PAGE TEXT:
((
March 23, 2016 The Valley Voice
by Art Joyce
When it comes to our community forests, when do good intentions go bad? According to the BC Community Forest Association’s (BCCFA) report Community Forest Indicators 2015, “community forestry is an innovative form of forest management which provides local communities with the right to manage local forests for local benefit.”
This certainly was the intention behind the creation of community forest legislation in BC. But how has that worked out in practice? How is it, for example, that a community forest can end up logging or even damaging its own watershed, or logging an area that contains endangered species? How is this an improvement over industrial forestry? And what are the gaps in current legislation that allow such conflicts of interest to happen? How do we measure the impacts of community forests on our landscape?
These are the kinds of questions we’ll ask in our series on community forests. In the coming weeks we’ll profile all the community forest tenures in the West Kootenay – Harrop-Procter, Kaslo, Nakusp, and the Slocan Valley.
The BCCFA tracks and measures the benefits of community forests in the province, working with the Ministry of Forests, Lands and Natural Resource Operations (FLNRO) and independent advisors to identify “the tangible social, cultural, economic and environmental benefits that community forests bring to their communities and to Community Forests
part 1: How are they doing? the province.” The Community Forest Indicators 2015 report was based on data compiled from 31 community forests, representing 84 percent of BCCFA members. “For the most part, these are small rural communities with an average population of 3,300,” the report notes. Of these, 32 percent were communities of under 1,000 – which fits most West Kootenay villages. Most community forest tenures average an Annual Allowable Cut (AAC) of 30,400 cubic metres.
))
ABOUT THIS EXERCISE:
Please reproduce the passage of the community forests article that begins with "The BCCFA tracks" and ends with "30,400 cubic metres.", copying it word for word.

DATA FOR ANALYSIS:
((
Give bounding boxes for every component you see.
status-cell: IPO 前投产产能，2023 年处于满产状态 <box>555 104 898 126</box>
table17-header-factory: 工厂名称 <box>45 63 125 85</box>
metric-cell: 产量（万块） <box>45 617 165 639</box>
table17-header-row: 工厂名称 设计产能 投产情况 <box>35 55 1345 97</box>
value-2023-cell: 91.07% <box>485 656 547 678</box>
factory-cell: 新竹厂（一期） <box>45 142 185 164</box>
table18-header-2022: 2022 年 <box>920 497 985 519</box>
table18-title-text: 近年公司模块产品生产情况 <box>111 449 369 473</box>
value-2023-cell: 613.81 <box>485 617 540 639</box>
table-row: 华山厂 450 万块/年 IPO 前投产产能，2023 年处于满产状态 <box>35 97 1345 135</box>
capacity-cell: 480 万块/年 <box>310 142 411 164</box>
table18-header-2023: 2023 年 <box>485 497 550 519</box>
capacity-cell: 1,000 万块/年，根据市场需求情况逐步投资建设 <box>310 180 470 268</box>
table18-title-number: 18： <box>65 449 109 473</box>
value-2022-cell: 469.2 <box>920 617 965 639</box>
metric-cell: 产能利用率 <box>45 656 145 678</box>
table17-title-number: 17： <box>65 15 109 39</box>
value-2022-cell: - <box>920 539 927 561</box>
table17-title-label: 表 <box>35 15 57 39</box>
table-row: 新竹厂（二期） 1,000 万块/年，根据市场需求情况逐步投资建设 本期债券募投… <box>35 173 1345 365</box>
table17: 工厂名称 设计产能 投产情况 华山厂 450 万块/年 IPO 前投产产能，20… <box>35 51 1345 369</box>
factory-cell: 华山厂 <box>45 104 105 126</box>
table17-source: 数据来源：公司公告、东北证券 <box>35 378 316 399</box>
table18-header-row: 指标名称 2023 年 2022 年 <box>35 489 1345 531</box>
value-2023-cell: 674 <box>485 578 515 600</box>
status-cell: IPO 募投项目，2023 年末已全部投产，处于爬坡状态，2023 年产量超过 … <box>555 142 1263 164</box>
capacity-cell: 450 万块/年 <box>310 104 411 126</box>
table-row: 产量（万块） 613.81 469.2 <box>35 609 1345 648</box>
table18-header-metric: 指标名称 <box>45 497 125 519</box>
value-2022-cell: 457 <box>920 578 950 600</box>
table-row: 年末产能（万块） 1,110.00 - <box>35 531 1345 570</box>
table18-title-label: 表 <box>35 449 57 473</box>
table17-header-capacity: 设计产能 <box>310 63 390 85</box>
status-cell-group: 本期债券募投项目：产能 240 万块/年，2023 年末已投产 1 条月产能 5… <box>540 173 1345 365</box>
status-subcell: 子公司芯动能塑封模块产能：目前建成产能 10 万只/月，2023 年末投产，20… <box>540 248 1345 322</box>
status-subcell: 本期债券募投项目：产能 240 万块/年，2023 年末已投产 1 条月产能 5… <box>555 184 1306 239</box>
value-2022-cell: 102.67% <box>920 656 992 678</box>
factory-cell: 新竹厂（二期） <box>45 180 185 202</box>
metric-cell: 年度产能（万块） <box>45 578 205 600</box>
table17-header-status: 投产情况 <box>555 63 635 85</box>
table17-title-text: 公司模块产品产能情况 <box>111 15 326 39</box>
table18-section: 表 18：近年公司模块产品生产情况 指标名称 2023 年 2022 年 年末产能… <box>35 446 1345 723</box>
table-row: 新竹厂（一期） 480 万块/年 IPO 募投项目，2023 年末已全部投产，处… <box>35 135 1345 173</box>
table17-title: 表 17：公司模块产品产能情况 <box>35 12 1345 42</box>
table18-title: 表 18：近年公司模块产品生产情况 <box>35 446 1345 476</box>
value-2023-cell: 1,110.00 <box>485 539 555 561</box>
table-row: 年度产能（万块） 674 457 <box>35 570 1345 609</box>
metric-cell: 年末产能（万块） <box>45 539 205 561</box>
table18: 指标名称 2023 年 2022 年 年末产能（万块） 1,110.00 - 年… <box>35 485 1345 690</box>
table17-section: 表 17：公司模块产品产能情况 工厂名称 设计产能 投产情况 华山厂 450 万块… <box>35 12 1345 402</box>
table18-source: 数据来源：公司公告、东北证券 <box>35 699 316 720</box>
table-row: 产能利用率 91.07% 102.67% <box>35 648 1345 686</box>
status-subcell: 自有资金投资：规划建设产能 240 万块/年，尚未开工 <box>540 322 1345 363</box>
))
RESULT FOR THIS TASK:
The BCCFA tracks and measures the benefits of community forests in the province, working with the Ministry of Forests, Lands and Natural Resource Operations (FLNRO) and independent advisors to identify “the tangible social, cultural, economic and environmental benefits that community forests bring to their communities and to Community Forests
part 1: How are they doing? the province.” The Community Forest Indicators 2015 report was based on data compiled from 31 community forests, representing 84 percent of BCCFA members. “For the most part, these are small rural communities with an average population of 3,300,” the report notes. Of these, 32 percent were communities of under 1,000 – which fits most West Kootenay villages. Most community forest tenures average an Annual Allowable Cut (AAC) of 30,400 cubic metres.